--- START Extracted entries ---
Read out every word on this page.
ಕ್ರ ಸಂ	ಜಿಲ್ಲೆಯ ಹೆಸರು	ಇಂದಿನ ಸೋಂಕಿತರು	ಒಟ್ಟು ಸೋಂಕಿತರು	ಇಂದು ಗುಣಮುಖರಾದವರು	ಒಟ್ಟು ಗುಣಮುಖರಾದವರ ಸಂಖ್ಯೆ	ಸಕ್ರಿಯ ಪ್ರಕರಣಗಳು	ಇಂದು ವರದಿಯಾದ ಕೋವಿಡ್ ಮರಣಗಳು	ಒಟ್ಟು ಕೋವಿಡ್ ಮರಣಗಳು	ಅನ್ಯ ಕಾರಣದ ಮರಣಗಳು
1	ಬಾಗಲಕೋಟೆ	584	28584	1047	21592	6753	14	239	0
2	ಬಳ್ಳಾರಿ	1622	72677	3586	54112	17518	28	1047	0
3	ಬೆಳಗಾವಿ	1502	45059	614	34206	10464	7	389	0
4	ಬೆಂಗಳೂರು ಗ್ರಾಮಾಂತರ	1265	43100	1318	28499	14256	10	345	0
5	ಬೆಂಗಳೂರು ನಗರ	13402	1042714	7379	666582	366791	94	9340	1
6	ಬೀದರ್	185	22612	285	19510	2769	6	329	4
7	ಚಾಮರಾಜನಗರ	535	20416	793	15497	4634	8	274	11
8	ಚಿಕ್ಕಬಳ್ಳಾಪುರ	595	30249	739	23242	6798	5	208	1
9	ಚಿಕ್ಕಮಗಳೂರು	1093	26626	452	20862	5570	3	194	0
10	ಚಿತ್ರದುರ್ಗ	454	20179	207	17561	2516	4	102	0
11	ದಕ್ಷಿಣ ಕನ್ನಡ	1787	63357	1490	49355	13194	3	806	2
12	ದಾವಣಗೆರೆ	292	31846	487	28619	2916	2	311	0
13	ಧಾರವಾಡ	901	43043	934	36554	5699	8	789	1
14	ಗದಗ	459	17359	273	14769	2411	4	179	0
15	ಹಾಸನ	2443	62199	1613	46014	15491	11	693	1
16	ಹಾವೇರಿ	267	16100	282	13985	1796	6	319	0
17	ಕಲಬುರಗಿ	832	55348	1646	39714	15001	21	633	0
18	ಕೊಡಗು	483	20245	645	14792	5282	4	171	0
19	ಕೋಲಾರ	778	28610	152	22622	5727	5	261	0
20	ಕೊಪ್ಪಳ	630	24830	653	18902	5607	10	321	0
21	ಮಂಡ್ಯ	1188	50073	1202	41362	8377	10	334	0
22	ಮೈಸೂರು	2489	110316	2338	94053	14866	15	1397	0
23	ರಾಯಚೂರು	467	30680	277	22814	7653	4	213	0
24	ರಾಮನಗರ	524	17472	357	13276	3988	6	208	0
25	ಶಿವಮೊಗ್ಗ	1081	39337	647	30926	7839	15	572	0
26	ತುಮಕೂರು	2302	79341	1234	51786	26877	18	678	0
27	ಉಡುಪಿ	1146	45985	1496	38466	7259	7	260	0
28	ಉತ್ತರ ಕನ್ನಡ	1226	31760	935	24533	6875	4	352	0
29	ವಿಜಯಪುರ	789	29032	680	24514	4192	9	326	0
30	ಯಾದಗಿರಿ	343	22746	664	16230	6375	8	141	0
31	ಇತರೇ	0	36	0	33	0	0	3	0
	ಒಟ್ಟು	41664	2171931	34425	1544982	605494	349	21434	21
--- END Extracted entries ---
- The request -
Please restate the data word for word, every record included.

- The reply -
Read out every word on this page.
ಕ್ರ ಸಂ	ಜಿಲ್ಲೆಯ ಹೆಸರು	ಇಂದಿನ ಸೋಂಕಿತರು	ಒಟ್ಟು ಸೋಂಕಿತರು	ಇಂದು ಗುಣಮುಖರಾದವರು	ಒಟ್ಟು ಗುಣಮುಖರಾದವರ ಸಂಖ್ಯೆ	ಸಕ್ರಿಯ ಪ್ರಕರಣಗಳು	ಇಂದು ವರದಿಯಾದ ಕೋವಿಡ್ ಮರಣಗಳು	ಒಟ್ಟು ಕೋವಿಡ್ ಮರಣಗಳು	ಅನ್ಯ ಕಾರಣದ ಮರಣಗಳು
1	ಬಾಗಲಕೋಟೆ	584	28584	1047	21592	6753	14	239	0
2	ಬಳ್ಳಾರಿ	1622	72677	3586	54112	17518	28	1047	0
3	ಬೆಳಗಾವಿ	1502	45059	614	34206	10464	7	389	0
4	ಬೆಂಗಳೂರು ಗ್ರಾಮಾಂತರ	1265	43100	1318	28499	14256	10	345	0
5	ಬೆಂಗಳೂರು ನಗರ	13402	1042714	7379	666582	366791	94	9340	1
6	ಬೀದರ್	185	22612	285	19510	2769	6	329	4
7	ಚಾಮರಾಜನಗರ	535	20416	793	15497	4634	8	274	11
8	ಚಿಕ್ಕಬಳ್ಳಾಪುರ	595	30249	739	23242	6798	5	208	1
9	ಚಿಕ್ಕಮಗಳೂರು	1093	26626	452	20862	5570	3	194	0
10	ಚಿತ್ರದುರ್ಗ	454	20179	207	17561	2516	4	102	0
11	ದಕ್ಷಿಣ ಕನ್ನಡ	1787	63357	1490	49355	13194	3	806	2
12	ದಾವಣಗೆರೆ	292	31846	487	28619	2916	2	311	0
13	ಧಾರವಾಡ	901	43043	934	36554	5699	8	789	1
14	ಗದಗ	459	17359	273	14769	2411	4	179	0
15	ಹಾಸನ	2443	62199	1613	46014	15491	11	693	1
16	ಹಾವೇರಿ	267	16100	282	13985	1796	6	319	0
17	ಕಲಬುರಗಿ	832	55348	1646	39714	15001	21	633	0
18	ಕೊಡಗು	483	20245	645	14792	5282	4	171	0
19	ಕೋಲಾರ	778	28610	152	22622	5727	5	261	0
20	ಕೊಪ್ಪಳ	630	24830	653	18902	5607	10	321	0
21	ಮಂಡ್ಯ	1188	50073	1202	41362	8377	10	334	0
22	ಮೈಸೂರು	2489	110316	2338	94053	14866	15	1397	0
23	ರಾಯಚೂರು	467	30680	277	22814	7653	4	213	0
24	ರಾಮನಗರ	524	17472	357	13276	3988	6	208	0
25	ಶಿವಮೊಗ್ಗ	1081	39337	647	30926	7839	15	572	0
26	ತುಮಕೂರು	2302	79341	1234	51786	26877	18	678	0
27	ಉಡುಪಿ	1146	45985	1496	38466	7259	7	260	0
28	ಉತ್ತರ ಕನ್ನಡ	1226	31760	935	24533	6875	4	352	0
29	ವಿಜಯಪುರ	789	29032	680	24514	4192	9	326	0
30	ಯಾದಗಿರಿ	343	22746	664	16230	6375	8	141	0
31	ಇತರೇ	0	36	0	33	0	0	3	0
	ಒಟ್ಟು	41664	2171931	34425	1544982	605494	349	21434	21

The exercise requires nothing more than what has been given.